* **What the task asks**: Repeat each line exactly as it is written.

═══ Excerpted records

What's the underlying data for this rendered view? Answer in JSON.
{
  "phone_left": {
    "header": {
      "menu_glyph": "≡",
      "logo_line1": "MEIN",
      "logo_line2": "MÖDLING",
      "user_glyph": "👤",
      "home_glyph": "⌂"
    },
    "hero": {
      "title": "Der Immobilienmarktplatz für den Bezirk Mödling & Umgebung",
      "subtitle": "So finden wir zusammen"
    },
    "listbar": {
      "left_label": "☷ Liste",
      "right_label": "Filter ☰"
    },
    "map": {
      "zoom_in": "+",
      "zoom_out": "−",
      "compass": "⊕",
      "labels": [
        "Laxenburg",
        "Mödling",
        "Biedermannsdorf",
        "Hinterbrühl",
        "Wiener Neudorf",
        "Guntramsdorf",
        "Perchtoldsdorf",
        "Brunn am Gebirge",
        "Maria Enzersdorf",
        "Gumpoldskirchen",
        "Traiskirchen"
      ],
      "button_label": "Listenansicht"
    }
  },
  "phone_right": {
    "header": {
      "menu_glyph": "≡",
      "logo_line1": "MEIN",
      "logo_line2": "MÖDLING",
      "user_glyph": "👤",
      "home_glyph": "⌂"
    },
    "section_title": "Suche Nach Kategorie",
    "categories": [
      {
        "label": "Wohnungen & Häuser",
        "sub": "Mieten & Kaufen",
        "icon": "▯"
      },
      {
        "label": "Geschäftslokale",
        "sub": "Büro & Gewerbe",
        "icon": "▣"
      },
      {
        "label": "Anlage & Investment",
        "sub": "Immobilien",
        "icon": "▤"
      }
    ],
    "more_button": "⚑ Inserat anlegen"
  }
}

══════

* **Problem solution**:
What's the underlying data for this rendered view? Answer in JSON.
{
  "phone_left": {
    "header": {
      "menu_glyph": "≡",
      "logo_line1": "MEIN",
      "logo_line2": "MÖDLING",
      "user_glyph": "👤",
      "home_glyph": "⌂"
    },
    "hero": {
      "title": "Der Immobilienmarktplatz für den Bezirk Mödling & Umgebung",
      "subtitle": "So finden wir zusammen"
    },
    "listbar": {
      "left_label": "☷ Liste",
      "right_label": "Filter ☰"
    },
    "map": {
      "zoom_in": "+",
      "zoom_out": "−",
      "compass": "⊕",
      "labels": [
        "Laxenburg",
        "Mödling",
        "Biedermannsdorf",
        "Hinterbrühl",
        "Wiener Neudorf",
        "Guntramsdorf",
        "Perchtoldsdorf",
        "Brunn am Gebirge",
        "Maria Enzersdorf",
        "Gumpoldskirchen",
        "Traiskirchen"
      ],
      "button_label": "Listenansicht"
    }
  },
  "phone_right": {
    "header": {
      "menu_glyph": "≡",
      "logo_line1": "MEIN",
      "logo_line2": "MÖDLING",
      "user_glyph": "👤",
      "home_glyph": "⌂"
    },
    "section_title": "Suche Nach Kategorie",
    "categories": [
      {
        "label": "Wohnungen & Häuser",
        "sub": "Mieten & Kaufen",
        "icon": "▯"
      },
      {
        "label": "Geschäftslokale",
        "sub": "Büro & Gewerbe",
        "icon": "▣"
      },
      {
        "label": "Anlage & Investment",
        "sub": "Immobilien",
        "icon": "▤"
      }
    ],
    "more_button": "⚑ Inserat anlegen"
  }
}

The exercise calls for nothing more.